- **YOUR GOAL**
Tally up the lines where the string "教学开放周" appears; reply with the number only.
╭──
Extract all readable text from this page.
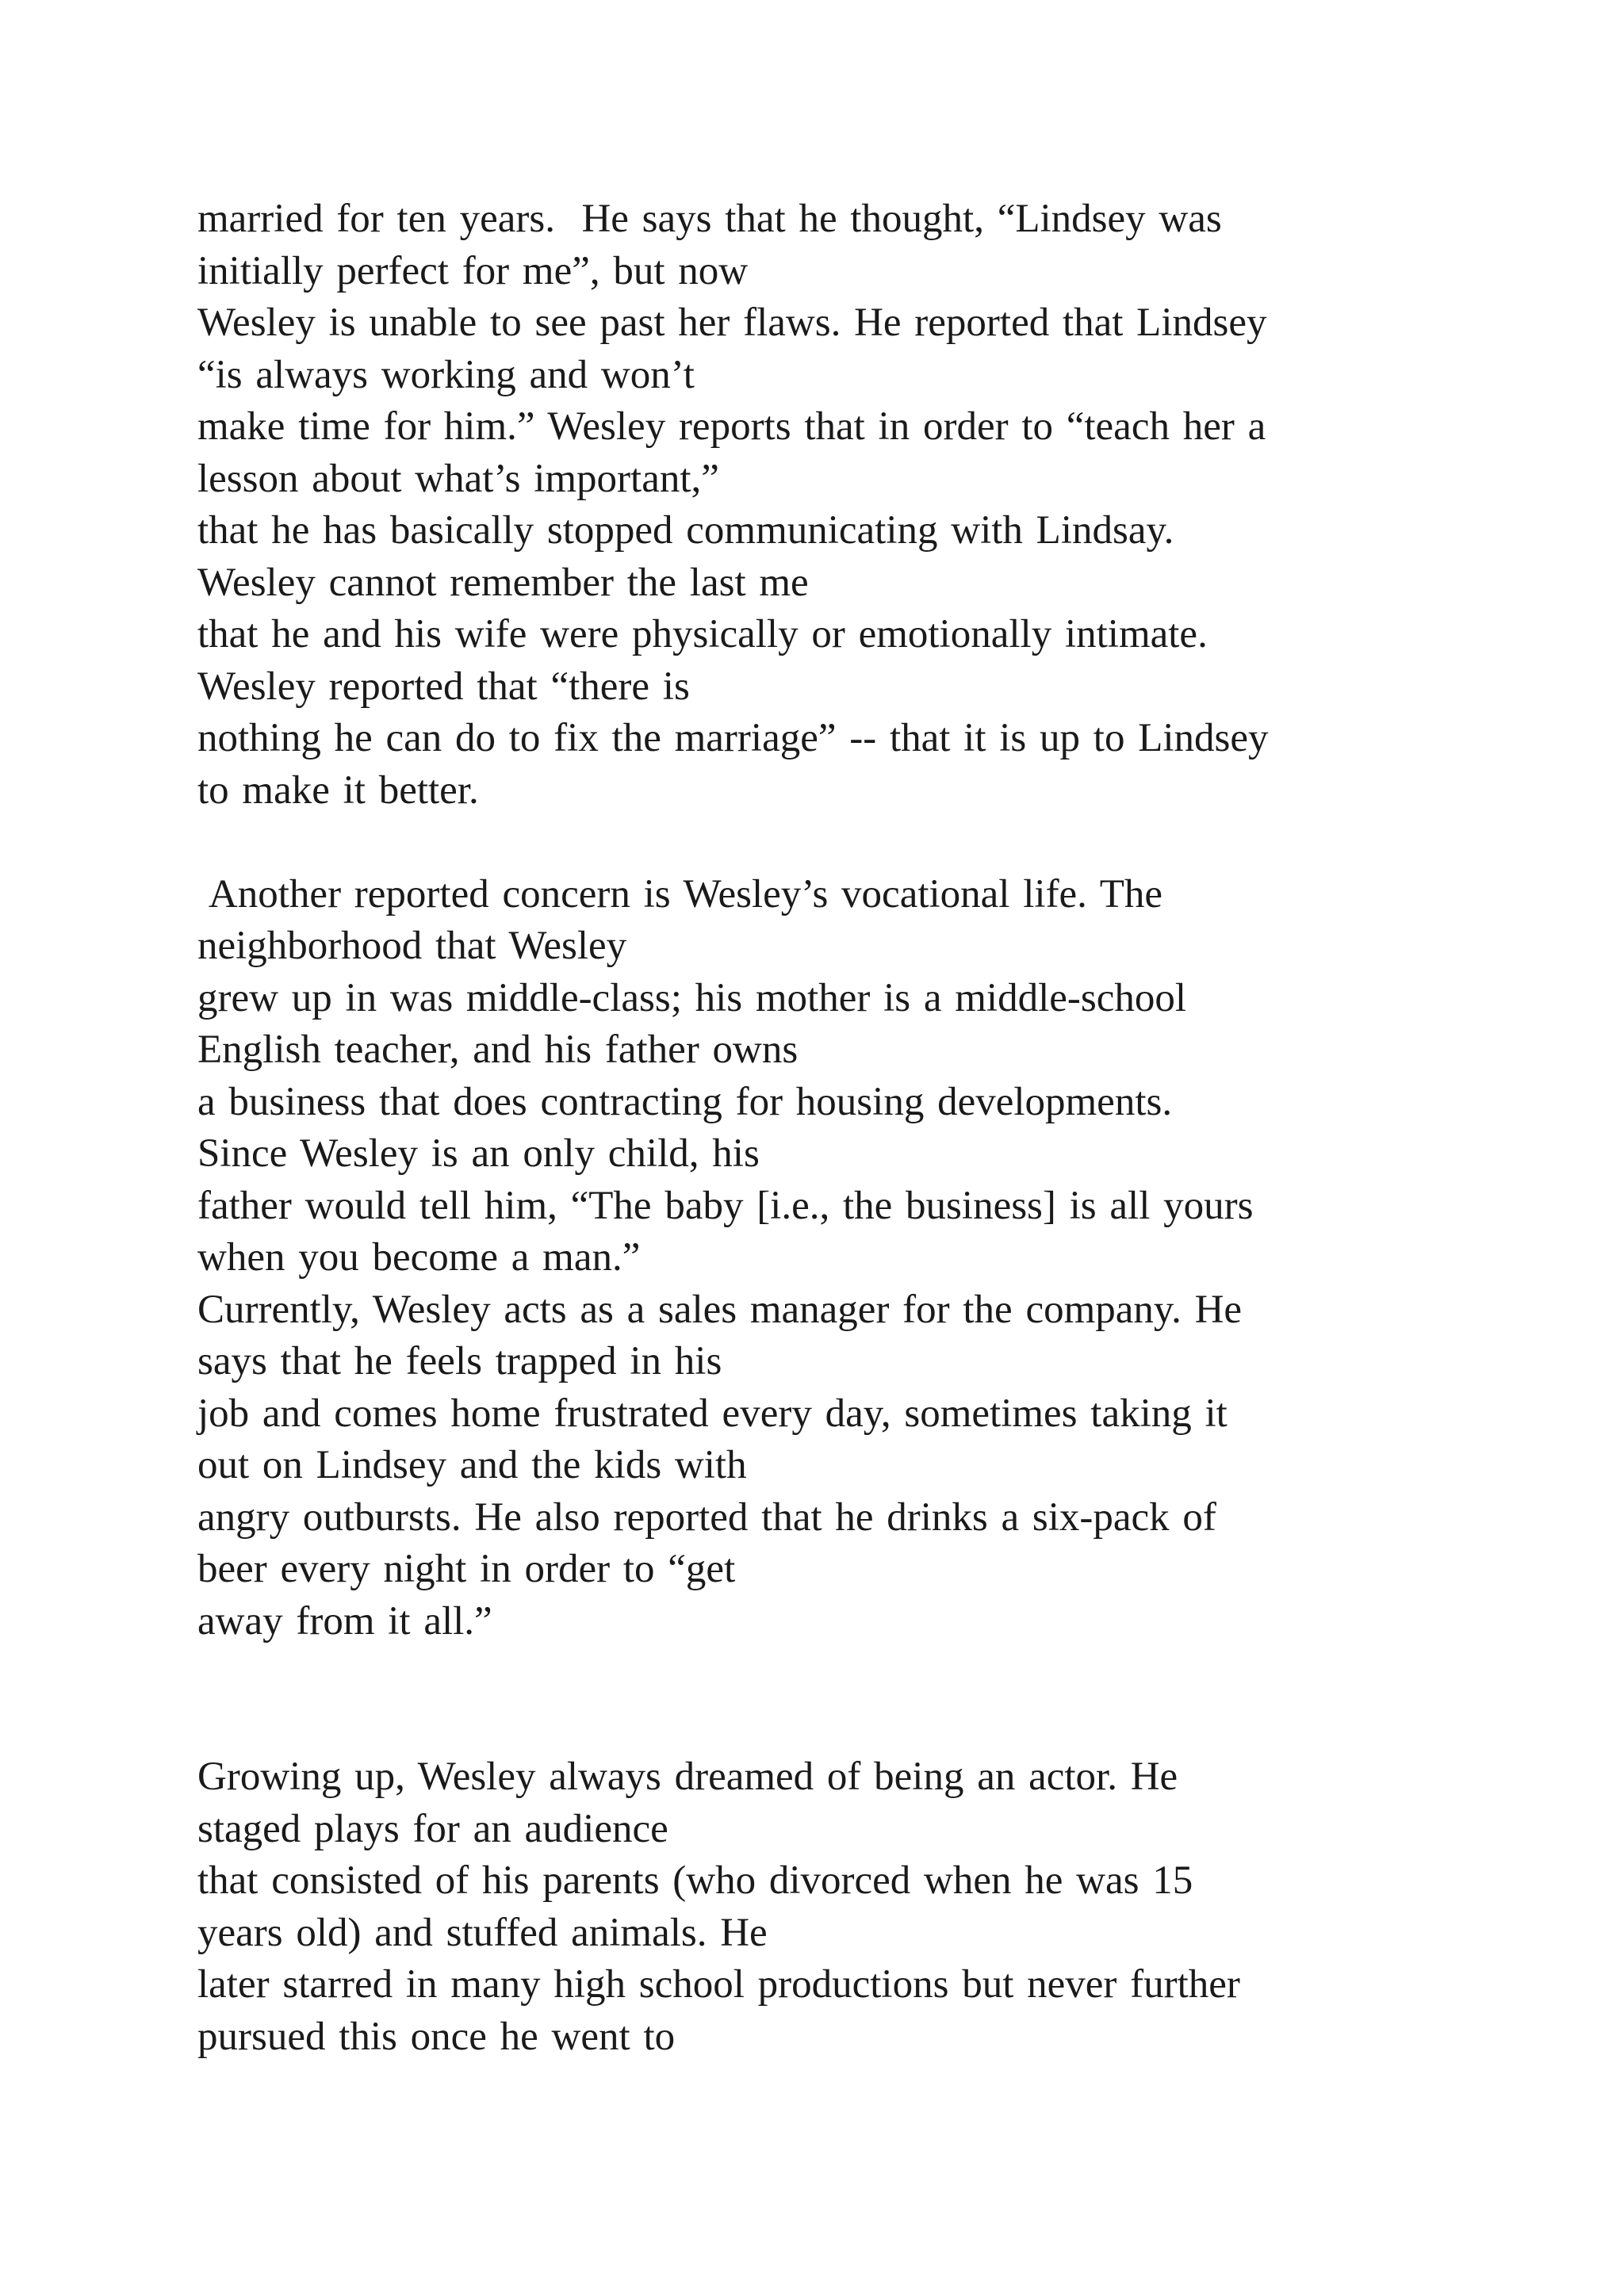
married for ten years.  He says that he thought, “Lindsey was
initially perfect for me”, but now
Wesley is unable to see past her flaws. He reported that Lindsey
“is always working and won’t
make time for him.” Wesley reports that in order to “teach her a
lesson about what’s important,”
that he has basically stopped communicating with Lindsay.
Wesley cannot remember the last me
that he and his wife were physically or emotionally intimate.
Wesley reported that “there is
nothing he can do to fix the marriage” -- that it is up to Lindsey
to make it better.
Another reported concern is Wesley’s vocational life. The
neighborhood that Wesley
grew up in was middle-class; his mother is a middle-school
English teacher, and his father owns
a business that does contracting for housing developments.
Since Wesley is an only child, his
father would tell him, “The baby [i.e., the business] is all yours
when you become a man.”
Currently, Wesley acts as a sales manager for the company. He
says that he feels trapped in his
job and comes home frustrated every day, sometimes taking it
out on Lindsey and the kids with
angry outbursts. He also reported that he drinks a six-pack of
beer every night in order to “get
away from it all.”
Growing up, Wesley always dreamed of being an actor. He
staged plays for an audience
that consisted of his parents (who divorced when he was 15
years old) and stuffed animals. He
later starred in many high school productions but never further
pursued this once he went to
╰──
╭──
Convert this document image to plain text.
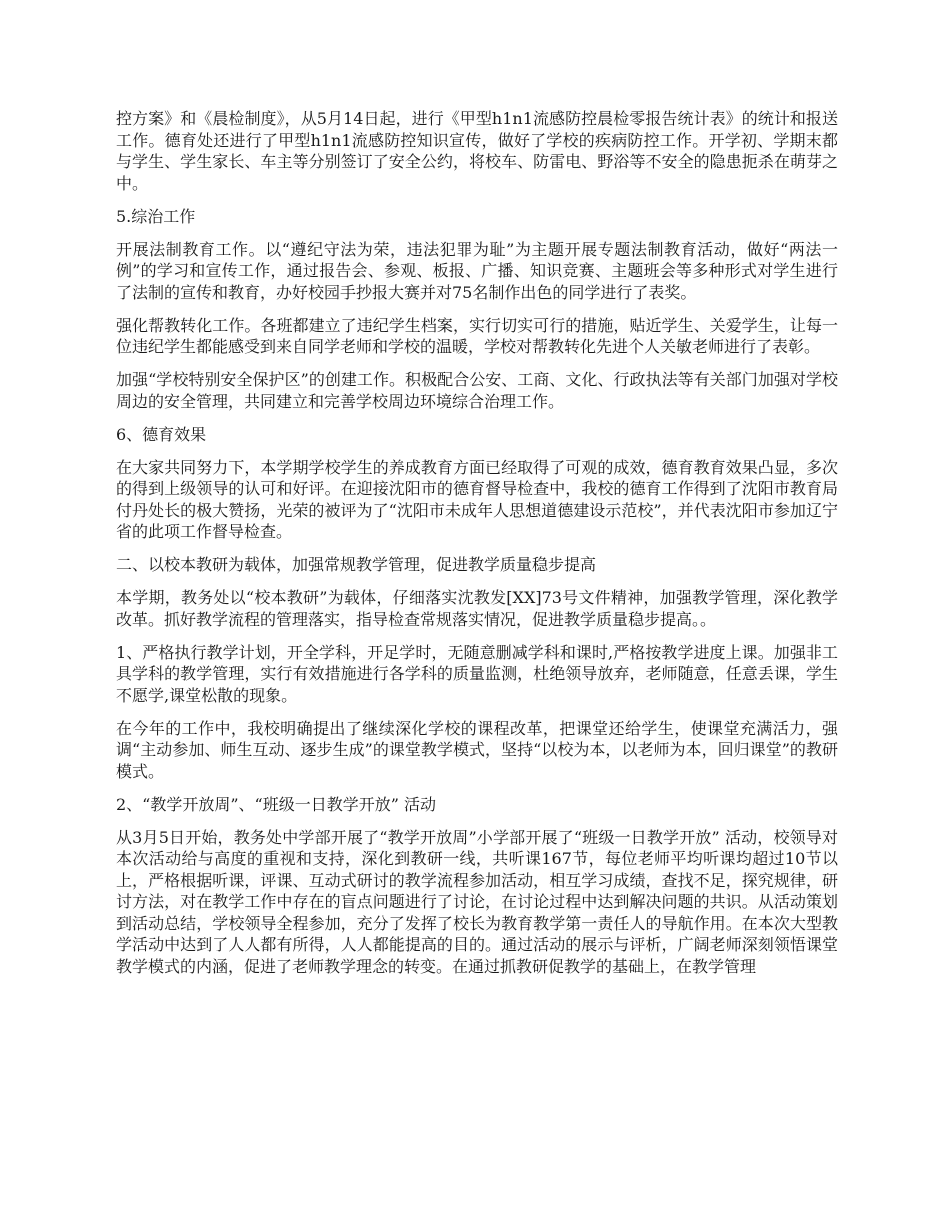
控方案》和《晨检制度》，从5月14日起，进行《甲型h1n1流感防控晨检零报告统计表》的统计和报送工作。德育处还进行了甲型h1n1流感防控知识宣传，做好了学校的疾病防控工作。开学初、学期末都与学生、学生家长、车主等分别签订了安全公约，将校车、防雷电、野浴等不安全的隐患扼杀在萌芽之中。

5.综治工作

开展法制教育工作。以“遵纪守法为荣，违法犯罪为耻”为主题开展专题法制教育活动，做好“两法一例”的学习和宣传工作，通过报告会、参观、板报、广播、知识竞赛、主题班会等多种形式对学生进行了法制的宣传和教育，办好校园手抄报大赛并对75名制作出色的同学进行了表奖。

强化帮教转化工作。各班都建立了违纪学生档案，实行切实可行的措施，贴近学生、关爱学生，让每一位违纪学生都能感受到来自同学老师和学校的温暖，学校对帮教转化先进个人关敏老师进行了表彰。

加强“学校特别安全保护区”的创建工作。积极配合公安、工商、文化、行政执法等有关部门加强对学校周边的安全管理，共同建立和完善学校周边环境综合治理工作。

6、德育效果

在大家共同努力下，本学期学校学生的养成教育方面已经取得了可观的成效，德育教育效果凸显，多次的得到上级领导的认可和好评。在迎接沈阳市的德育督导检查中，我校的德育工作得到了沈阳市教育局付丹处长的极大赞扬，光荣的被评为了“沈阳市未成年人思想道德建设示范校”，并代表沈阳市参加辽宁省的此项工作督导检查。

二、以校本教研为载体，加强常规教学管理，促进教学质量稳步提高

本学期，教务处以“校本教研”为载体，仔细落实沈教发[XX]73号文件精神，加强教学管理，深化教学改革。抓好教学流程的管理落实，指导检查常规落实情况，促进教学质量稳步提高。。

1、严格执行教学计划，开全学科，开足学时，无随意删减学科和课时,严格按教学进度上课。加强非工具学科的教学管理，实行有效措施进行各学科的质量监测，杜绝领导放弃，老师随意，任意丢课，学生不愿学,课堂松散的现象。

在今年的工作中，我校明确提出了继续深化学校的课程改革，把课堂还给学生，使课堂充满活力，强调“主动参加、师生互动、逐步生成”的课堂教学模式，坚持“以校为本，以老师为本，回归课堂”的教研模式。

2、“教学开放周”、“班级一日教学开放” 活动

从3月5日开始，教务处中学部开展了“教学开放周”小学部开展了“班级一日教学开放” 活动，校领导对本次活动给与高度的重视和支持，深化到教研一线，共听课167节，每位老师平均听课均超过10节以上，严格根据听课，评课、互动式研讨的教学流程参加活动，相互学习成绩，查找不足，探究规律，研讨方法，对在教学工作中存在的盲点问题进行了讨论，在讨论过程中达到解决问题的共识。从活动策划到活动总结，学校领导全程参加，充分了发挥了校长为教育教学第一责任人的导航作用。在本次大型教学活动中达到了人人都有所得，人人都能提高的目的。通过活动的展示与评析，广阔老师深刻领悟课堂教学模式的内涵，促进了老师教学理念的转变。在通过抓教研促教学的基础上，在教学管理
╰──
- **THE SOLUTION**
2